- Aim of the exercise
Find and return each line containing "skills".

- Data shown

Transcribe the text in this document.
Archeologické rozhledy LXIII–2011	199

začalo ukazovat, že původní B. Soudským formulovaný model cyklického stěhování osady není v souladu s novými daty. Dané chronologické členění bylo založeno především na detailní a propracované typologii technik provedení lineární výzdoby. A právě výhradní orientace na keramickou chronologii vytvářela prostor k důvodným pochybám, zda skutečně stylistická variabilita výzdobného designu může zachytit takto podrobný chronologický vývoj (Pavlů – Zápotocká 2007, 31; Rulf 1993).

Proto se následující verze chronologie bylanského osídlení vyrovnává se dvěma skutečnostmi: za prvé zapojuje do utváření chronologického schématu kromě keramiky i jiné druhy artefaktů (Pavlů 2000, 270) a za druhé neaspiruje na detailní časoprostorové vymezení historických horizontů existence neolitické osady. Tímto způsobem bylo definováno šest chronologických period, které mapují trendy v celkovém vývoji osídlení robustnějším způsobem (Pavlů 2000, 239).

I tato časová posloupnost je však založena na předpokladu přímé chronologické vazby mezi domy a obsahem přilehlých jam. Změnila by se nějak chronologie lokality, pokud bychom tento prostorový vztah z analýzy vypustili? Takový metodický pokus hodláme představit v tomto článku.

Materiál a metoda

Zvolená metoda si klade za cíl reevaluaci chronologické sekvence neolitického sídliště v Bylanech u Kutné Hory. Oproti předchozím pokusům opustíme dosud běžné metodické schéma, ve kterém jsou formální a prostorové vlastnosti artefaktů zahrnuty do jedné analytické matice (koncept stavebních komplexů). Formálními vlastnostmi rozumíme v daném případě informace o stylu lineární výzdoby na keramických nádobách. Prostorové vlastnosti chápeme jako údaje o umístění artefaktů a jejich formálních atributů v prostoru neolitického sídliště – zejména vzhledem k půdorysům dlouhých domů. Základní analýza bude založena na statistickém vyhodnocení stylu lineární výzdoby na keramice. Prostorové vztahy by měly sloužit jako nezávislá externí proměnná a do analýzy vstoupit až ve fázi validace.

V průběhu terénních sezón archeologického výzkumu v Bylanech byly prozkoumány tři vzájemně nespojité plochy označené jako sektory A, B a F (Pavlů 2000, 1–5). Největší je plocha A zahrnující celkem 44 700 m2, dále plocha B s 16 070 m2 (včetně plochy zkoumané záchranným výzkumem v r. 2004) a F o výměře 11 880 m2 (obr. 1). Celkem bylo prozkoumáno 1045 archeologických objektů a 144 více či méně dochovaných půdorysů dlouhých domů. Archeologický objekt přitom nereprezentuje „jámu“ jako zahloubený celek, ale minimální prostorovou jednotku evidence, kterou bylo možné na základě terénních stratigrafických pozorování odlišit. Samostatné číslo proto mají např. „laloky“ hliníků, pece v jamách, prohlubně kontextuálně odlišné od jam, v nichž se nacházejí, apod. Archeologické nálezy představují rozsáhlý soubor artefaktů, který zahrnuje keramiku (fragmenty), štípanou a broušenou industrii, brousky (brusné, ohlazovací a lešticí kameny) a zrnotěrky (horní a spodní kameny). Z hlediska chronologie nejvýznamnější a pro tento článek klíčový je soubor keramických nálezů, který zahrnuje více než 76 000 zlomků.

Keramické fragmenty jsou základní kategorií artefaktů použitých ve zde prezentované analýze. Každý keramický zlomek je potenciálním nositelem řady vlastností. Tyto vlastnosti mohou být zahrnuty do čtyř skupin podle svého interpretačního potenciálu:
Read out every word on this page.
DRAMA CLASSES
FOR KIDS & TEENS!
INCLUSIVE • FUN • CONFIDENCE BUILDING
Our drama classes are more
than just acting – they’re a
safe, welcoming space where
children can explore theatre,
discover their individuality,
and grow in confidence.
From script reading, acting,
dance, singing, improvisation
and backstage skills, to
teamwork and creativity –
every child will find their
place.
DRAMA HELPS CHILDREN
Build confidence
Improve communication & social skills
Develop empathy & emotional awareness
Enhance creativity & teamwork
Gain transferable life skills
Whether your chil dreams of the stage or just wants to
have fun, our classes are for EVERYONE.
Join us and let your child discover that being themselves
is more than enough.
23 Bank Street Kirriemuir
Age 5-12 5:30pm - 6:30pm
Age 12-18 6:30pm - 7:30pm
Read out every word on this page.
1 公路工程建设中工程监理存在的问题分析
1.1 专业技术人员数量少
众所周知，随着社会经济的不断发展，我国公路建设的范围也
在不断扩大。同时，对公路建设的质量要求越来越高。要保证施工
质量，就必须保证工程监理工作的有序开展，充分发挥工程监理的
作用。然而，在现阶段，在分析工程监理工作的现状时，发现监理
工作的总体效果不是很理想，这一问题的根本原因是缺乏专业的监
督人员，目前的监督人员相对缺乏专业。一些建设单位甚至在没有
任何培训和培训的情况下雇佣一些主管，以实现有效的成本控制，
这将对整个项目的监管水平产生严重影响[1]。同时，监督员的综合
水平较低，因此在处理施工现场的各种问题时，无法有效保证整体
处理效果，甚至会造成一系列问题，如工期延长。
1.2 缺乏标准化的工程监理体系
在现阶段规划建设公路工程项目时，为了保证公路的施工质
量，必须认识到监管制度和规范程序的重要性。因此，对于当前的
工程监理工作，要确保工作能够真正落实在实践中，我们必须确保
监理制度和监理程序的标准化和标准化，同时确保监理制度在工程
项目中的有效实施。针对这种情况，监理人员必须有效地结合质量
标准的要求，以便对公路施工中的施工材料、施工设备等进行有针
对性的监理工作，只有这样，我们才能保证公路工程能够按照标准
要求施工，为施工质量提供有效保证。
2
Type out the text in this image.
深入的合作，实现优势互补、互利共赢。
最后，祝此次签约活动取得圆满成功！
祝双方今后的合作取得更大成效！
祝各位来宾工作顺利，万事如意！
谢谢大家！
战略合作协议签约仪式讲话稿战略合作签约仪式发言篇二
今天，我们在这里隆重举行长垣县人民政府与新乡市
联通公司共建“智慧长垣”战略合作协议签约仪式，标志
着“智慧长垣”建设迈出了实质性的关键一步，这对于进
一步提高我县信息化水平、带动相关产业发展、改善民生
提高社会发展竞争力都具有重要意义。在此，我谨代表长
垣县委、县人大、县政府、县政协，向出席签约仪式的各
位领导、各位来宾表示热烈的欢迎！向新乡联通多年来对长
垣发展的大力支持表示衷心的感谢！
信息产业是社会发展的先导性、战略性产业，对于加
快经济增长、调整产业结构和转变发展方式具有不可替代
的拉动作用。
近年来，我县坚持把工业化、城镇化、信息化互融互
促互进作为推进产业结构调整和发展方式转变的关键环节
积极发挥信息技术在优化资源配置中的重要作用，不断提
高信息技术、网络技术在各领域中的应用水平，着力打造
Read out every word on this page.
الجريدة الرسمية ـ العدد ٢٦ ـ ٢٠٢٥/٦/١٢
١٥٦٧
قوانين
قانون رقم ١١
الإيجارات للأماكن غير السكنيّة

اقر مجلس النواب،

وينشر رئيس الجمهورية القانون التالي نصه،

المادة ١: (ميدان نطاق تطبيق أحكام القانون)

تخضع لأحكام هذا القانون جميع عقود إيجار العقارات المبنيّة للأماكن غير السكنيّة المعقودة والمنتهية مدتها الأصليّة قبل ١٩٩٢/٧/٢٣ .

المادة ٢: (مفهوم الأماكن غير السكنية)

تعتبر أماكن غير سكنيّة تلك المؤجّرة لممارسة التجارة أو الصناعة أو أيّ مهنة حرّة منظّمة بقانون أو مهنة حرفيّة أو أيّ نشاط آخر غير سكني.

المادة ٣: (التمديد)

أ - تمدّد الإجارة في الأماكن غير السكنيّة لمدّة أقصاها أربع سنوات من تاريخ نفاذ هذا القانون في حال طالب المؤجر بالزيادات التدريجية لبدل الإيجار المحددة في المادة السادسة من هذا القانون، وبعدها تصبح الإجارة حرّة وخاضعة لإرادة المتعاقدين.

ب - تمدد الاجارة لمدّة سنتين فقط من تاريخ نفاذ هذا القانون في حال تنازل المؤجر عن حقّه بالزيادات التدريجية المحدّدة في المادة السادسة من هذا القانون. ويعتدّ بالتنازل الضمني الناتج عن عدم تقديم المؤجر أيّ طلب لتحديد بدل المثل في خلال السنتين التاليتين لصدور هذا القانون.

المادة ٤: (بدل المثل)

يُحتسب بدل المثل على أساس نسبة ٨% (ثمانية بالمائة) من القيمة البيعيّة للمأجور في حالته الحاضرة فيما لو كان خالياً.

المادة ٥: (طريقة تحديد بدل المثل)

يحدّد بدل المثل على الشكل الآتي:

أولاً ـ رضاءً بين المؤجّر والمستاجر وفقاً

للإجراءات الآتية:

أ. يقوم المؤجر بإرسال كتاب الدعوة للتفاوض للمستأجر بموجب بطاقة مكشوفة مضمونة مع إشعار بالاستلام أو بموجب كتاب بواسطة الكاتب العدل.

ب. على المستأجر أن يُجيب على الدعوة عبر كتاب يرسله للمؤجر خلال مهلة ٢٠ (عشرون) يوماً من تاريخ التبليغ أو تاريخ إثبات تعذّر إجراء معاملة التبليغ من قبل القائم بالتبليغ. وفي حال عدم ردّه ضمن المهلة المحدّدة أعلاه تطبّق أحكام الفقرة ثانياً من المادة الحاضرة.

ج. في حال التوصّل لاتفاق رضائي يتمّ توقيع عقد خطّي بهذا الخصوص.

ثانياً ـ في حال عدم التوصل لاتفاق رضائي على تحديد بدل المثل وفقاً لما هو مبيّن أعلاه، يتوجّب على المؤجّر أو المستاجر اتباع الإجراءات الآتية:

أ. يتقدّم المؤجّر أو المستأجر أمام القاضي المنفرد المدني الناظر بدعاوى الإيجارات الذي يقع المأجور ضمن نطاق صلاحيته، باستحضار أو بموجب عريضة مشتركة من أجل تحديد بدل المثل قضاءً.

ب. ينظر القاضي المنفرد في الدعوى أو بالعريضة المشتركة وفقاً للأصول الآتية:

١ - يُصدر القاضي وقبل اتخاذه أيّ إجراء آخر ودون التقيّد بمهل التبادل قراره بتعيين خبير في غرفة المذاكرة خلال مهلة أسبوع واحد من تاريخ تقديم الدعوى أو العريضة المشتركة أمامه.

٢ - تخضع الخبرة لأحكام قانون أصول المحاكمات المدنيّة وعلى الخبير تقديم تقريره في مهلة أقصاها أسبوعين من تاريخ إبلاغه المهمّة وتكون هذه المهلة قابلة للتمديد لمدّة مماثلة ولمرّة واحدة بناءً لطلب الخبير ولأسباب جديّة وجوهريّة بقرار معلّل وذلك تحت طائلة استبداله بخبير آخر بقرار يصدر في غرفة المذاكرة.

- Result
and backstage skills, to
Improve communication & social skills
Gain transferable life skills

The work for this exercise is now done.